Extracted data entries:
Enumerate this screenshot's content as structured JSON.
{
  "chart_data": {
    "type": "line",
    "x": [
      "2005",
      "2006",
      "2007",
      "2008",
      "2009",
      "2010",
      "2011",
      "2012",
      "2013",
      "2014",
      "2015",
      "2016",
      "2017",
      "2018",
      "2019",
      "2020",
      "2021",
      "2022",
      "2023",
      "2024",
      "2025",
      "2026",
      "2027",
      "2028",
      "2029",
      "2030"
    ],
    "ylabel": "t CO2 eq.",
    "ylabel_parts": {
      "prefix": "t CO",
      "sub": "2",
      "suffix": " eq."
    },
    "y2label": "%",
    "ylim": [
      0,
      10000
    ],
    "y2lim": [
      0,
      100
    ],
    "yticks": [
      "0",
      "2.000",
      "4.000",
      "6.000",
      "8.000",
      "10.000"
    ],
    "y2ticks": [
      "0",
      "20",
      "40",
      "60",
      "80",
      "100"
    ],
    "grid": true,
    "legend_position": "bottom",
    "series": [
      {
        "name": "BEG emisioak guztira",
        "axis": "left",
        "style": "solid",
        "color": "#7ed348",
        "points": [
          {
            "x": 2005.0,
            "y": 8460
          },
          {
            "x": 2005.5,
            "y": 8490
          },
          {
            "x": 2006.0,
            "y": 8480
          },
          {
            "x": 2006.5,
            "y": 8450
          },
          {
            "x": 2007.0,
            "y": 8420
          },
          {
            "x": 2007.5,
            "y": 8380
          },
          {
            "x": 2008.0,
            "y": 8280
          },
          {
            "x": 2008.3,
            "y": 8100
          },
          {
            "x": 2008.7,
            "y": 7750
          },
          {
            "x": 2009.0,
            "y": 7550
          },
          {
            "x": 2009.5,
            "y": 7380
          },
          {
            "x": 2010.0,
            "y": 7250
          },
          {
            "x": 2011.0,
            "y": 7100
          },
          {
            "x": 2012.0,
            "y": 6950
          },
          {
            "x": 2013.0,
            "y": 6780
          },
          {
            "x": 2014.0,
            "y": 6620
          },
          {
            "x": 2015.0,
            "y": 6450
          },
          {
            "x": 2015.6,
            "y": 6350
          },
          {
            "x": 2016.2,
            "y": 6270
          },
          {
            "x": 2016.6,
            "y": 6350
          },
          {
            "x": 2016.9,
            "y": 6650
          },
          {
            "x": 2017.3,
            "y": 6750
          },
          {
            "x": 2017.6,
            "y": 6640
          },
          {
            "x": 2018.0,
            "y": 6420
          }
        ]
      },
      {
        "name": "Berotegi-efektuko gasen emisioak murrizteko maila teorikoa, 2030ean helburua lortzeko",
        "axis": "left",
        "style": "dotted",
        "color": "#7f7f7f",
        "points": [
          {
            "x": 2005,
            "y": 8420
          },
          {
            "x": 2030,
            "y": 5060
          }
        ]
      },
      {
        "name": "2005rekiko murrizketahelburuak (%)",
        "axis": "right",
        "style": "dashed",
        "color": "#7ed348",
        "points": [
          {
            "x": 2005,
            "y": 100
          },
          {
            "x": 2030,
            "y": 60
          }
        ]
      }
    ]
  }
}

EXERCISE :: Looking at the records above, count the lines where the word "name" appears. State only the number.

REPLY TO THE EXERCISE :: 3